**Job**
Exact reproduction is required for all entries.

**Data for the task**
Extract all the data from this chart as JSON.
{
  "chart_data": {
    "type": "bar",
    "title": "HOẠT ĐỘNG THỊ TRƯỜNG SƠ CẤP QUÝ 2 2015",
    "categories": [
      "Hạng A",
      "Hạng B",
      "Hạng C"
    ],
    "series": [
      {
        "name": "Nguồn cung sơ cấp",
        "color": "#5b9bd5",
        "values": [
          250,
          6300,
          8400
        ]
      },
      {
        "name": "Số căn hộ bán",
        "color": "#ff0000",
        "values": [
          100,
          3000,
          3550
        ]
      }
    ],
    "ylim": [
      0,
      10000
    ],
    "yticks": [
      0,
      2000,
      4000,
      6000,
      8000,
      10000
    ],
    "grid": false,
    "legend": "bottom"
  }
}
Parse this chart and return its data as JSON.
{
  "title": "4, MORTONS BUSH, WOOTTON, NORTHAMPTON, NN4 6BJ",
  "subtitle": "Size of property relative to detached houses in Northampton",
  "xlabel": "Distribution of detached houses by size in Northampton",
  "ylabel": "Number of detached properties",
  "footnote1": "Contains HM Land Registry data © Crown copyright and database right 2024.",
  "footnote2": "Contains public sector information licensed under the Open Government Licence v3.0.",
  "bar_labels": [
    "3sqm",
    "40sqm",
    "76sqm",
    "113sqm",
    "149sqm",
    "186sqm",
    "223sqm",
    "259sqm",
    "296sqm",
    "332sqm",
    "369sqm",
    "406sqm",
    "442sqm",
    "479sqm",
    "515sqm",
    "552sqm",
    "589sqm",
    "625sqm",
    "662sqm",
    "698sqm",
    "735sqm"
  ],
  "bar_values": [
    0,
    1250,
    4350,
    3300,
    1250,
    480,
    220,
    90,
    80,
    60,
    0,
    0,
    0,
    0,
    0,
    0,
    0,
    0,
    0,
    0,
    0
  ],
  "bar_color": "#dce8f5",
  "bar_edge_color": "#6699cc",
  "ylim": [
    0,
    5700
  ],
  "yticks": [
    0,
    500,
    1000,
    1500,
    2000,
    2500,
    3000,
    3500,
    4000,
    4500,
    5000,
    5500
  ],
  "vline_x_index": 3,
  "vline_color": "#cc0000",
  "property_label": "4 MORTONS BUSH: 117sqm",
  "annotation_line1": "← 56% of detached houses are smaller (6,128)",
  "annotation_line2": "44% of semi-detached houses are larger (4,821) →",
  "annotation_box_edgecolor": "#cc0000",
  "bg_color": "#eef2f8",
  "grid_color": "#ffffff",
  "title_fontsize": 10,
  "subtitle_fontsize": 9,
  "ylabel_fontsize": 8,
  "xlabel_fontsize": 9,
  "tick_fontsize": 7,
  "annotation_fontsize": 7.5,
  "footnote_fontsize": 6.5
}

**Answer to this problem**
Extract all the data from this chart as JSON.
{
  "chart_data": {
    "type": "bar",
    "title": "HOẠT ĐỘNG THỊ TRƯỜNG SƠ CẤP QUÝ 2 2015",
    "categories": [
      "Hạng A",
      "Hạng B",
      "Hạng C"
    ],
    "series": [
      {
        "name": "Nguồn cung sơ cấp",
        "color": "#5b9bd5",
        "values": [
          250,
          6300,
          8400
        ]
      },
      {
        "name": "Số căn hộ bán",
        "color": "#ff0000",
        "values": [
          100,
          3000,
          3550
        ]
      }
    ],
    "ylim": [
      0,
      10000
    ],
    "yticks": [
      0,
      2000,
      4000,
      6000,
      8000,
      10000
    ],
    "grid": false,
    "legend": "bottom"
  }
}
Parse this chart and return its data as JSON.
{
  "title": "4, MORTONS BUSH, WOOTTON, NORTHAMPTON, NN4 6BJ",
  "subtitle": "Size of property relative to detached houses in Northampton",
  "xlabel": "Distribution of detached houses by size in Northampton",
  "ylabel": "Number of detached properties",
  "footnote1": "Contains HM Land Registry data © Crown copyright and database right 2024.",
  "footnote2": "Contains public sector information licensed under the Open Government Licence v3.0.",
  "bar_labels": [
    "3sqm",
    "40sqm",
    "76sqm",
    "113sqm",
    "149sqm",
    "186sqm",
    "223sqm",
    "259sqm",
    "296sqm",
    "332sqm",
    "369sqm",
    "406sqm",
    "442sqm",
    "479sqm",
    "515sqm",
    "552sqm",
    "589sqm",
    "625sqm",
    "662sqm",
    "698sqm",
    "735sqm"
  ],
  "bar_values": [
    0,
    1250,
    4350,
    3300,
    1250,
    480,
    220,
    90,
    80,
    60,
    0,
    0,
    0,
    0,
    0,
    0,
    0,
    0,
    0,
    0,
    0
  ],
  "bar_color": "#dce8f5",
  "bar_edge_color": "#6699cc",
  "ylim": [
    0,
    5700
  ],
  "yticks": [
    0,
    500,
    1000,
    1500,
    2000,
    2500,
    3000,
    3500,
    4000,
    4500,
    5000,
    5500
  ],
  "vline_x_index": 3,
  "vline_color": "#cc0000",
  "property_label": "4 MORTONS BUSH: 117sqm",
  "annotation_line1": "← 56% of detached houses are smaller (6,128)",
  "annotation_line2": "44% of semi-detached houses are larger (4,821) →",
  "annotation_box_edgecolor": "#cc0000",
  "bg_color": "#eef2f8",
  "grid_color": "#ffffff",
  "title_fontsize": 10,
  "subtitle_fontsize": 9,
  "ylabel_fontsize": 8,
  "xlabel_fontsize": 9,
  "tick_fontsize": 7,
  "annotation_fontsize": 7.5,
  "footnote_fontsize": 6.5
}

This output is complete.